**Stored records:**
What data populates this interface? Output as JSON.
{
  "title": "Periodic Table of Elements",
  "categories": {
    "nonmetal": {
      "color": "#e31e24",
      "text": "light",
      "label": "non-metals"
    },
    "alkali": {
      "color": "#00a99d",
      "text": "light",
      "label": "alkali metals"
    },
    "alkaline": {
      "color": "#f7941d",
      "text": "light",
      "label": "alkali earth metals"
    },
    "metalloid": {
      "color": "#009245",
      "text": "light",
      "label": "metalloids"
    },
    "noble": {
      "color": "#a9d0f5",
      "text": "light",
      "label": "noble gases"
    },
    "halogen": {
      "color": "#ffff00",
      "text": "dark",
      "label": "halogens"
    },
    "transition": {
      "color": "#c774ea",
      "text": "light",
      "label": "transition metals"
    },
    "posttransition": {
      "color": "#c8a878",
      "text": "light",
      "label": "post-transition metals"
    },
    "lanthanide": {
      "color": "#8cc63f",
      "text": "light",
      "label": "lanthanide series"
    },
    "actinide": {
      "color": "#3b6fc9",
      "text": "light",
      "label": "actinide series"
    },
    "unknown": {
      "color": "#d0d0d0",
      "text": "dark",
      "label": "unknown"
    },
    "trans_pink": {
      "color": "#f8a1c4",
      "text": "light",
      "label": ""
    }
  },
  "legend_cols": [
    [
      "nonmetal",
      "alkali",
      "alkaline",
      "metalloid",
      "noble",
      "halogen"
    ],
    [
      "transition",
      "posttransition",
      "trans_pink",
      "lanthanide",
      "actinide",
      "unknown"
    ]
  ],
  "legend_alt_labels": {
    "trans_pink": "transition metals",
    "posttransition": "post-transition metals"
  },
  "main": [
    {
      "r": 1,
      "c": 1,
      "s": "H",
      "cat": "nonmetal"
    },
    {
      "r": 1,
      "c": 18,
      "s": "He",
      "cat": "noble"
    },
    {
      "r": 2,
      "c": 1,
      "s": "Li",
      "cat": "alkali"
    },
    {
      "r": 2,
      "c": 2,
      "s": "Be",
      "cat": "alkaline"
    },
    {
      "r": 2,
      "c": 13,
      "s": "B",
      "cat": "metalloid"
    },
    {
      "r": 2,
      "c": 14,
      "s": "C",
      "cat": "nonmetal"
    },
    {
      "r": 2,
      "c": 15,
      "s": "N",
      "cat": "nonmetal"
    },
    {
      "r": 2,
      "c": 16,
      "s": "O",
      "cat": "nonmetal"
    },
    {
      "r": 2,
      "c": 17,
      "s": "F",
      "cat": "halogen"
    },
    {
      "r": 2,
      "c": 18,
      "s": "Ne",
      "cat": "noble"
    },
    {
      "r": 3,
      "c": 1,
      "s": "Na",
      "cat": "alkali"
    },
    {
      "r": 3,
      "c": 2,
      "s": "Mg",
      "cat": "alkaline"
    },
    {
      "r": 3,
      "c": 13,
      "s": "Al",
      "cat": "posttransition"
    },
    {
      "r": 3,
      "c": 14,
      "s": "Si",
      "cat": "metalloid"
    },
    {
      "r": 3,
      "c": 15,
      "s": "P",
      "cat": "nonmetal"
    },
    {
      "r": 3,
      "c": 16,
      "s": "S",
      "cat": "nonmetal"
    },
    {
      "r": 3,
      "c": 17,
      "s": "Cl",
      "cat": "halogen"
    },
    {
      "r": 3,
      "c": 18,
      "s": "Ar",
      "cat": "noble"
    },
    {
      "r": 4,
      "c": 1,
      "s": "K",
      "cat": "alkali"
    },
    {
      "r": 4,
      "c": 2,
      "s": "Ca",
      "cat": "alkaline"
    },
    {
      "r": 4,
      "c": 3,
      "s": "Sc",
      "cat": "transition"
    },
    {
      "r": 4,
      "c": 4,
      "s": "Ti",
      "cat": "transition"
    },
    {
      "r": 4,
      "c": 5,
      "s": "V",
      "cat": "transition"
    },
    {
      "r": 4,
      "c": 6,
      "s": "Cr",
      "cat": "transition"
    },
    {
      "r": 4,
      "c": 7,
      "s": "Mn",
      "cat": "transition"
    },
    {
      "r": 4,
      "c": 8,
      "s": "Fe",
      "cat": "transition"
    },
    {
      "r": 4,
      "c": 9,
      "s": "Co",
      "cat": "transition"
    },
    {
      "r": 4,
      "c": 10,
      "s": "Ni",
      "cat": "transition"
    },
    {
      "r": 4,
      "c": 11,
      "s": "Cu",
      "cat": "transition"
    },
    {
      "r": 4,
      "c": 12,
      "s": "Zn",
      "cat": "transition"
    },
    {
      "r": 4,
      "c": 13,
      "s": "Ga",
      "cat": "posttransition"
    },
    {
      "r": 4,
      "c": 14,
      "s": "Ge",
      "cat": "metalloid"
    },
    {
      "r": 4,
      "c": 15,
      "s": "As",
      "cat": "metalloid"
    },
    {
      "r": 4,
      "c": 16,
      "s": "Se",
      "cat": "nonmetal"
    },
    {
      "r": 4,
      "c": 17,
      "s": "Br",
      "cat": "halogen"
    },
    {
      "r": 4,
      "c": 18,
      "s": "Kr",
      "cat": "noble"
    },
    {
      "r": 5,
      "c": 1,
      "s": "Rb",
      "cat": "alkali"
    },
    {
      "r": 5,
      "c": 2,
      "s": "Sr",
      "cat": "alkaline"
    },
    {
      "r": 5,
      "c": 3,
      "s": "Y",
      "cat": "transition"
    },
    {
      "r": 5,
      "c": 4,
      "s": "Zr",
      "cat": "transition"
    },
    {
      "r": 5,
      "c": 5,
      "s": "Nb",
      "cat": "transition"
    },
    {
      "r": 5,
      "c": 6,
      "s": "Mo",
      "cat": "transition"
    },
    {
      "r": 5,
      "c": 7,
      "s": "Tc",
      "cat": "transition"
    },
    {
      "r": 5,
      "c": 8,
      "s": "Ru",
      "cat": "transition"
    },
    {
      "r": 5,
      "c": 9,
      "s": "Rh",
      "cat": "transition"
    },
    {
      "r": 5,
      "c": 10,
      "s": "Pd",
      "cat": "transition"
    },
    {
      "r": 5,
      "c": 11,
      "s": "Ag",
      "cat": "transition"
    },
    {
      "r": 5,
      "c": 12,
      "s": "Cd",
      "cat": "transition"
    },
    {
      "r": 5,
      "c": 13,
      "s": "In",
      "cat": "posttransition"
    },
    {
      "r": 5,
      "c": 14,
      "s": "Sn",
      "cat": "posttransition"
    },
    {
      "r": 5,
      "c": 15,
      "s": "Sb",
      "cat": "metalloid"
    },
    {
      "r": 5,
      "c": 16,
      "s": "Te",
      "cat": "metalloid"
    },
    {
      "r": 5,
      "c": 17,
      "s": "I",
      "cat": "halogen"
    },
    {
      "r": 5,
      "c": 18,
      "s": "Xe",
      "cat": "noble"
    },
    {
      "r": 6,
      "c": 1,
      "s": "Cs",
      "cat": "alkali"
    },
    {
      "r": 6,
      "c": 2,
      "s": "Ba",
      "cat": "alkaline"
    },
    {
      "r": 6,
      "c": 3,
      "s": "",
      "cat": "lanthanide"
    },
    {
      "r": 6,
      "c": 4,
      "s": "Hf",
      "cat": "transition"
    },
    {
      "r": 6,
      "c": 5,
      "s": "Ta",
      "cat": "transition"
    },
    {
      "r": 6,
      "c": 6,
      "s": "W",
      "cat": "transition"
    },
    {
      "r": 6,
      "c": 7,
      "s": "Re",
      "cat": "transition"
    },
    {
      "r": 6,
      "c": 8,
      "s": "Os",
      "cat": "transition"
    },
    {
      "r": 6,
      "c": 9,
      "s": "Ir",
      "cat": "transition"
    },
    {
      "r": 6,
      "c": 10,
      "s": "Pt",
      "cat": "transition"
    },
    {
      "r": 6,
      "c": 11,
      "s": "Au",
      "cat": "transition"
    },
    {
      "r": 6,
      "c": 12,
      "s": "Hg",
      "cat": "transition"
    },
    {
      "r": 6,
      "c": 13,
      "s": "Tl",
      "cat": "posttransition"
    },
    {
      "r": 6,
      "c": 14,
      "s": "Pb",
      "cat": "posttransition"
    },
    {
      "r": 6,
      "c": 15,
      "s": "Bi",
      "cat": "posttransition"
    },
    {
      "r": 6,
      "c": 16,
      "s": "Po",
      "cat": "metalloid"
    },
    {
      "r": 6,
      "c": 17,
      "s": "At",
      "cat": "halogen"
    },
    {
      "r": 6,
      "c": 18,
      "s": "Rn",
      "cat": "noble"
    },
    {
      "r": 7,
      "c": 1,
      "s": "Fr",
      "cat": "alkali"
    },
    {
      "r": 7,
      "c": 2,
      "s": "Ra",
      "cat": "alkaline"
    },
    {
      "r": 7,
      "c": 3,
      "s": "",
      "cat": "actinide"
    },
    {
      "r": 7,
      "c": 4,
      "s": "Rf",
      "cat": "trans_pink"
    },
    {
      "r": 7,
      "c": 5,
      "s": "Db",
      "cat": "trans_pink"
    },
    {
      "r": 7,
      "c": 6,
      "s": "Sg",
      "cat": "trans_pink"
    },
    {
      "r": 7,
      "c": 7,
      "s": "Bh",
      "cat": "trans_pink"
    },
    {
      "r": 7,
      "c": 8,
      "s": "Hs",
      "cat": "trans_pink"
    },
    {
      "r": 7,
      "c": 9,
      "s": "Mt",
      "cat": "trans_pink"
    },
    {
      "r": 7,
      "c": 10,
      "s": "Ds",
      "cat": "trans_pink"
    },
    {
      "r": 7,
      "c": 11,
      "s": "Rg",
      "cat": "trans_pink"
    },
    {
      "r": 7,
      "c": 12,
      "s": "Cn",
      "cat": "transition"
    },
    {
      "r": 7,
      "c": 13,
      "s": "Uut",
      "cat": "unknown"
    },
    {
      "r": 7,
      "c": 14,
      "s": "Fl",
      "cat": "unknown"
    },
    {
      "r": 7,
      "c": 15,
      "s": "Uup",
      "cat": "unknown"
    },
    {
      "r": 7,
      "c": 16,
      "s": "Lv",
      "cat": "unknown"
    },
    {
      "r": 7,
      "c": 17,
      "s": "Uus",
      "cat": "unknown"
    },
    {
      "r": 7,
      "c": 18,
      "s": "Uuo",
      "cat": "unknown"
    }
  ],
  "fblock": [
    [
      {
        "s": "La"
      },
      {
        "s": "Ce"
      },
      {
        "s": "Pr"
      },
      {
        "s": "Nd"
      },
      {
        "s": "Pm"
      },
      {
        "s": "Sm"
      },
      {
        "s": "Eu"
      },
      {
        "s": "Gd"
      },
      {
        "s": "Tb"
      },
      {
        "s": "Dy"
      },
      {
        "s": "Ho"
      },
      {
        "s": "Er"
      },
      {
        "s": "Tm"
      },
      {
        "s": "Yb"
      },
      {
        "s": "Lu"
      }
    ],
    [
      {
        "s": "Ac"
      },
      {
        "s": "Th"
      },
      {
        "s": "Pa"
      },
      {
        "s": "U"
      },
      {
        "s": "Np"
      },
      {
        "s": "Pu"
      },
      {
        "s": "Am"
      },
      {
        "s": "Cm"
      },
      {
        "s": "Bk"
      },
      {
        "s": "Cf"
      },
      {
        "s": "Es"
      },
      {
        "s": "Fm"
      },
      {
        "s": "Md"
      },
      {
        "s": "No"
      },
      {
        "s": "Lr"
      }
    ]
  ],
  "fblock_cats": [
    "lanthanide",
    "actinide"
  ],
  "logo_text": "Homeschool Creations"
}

**Task brief:**
Copy every line in the records above that contains the word "color".

**Full solution:**
      "color": "#e31e24",
      "color": "#00a99d",
      "color": "#f7941d",
      "color": "#009245",
      "color": "#a9d0f5",
      "color": "#ffff00",
      "color": "#c774ea",
      "color": "#c8a878",
      "color": "#8cc63f",
      "color": "#3b6fc9",
      "color": "#d0d0d0",
      "color": "#f8a1c4",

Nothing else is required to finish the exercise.